In the following material, identify every line holding the string "this" and return it.

Data entries -
════════════════════

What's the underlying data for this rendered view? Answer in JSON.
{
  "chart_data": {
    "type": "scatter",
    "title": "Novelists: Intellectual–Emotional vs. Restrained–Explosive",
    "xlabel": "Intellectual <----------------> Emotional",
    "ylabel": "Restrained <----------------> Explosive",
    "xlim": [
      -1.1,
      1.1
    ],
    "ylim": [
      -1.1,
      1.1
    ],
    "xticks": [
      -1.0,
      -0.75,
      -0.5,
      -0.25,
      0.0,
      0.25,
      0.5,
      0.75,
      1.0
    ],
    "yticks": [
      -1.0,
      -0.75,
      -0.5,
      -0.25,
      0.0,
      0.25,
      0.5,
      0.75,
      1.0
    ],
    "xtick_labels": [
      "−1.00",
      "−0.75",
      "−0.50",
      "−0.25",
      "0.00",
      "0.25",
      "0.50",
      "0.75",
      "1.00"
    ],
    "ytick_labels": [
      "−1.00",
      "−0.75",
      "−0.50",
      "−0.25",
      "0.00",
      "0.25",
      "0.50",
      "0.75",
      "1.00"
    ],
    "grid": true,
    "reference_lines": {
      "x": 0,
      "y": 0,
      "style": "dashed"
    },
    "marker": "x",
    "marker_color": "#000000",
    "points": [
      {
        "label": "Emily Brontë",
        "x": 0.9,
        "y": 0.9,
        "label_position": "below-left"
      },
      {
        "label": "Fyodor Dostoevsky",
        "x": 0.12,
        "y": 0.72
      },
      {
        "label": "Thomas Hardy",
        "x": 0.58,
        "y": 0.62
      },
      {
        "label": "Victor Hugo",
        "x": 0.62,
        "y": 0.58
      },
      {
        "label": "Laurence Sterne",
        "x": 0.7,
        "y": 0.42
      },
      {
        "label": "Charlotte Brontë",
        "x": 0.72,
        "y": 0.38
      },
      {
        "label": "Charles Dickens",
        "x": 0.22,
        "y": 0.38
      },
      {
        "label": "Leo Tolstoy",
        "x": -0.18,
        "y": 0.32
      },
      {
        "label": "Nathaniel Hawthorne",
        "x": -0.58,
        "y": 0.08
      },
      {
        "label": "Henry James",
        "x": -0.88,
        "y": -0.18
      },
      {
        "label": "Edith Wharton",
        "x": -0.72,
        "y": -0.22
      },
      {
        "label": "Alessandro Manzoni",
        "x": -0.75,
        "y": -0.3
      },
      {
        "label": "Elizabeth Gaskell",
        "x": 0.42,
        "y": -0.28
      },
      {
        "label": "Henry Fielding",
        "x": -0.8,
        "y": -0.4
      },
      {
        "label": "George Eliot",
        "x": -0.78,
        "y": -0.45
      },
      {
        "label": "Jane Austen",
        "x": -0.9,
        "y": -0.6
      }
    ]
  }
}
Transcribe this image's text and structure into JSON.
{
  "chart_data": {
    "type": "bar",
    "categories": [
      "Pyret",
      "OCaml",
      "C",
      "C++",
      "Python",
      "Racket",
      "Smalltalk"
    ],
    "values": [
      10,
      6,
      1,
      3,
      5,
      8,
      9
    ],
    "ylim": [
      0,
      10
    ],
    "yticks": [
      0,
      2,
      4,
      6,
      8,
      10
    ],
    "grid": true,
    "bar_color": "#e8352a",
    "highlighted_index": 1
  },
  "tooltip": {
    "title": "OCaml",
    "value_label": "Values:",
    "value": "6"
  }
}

════════════════════

Exercise solution -
What's the underlying data for this rendered view? Answer in JSON.
Transcribe this image's text and structure into JSON.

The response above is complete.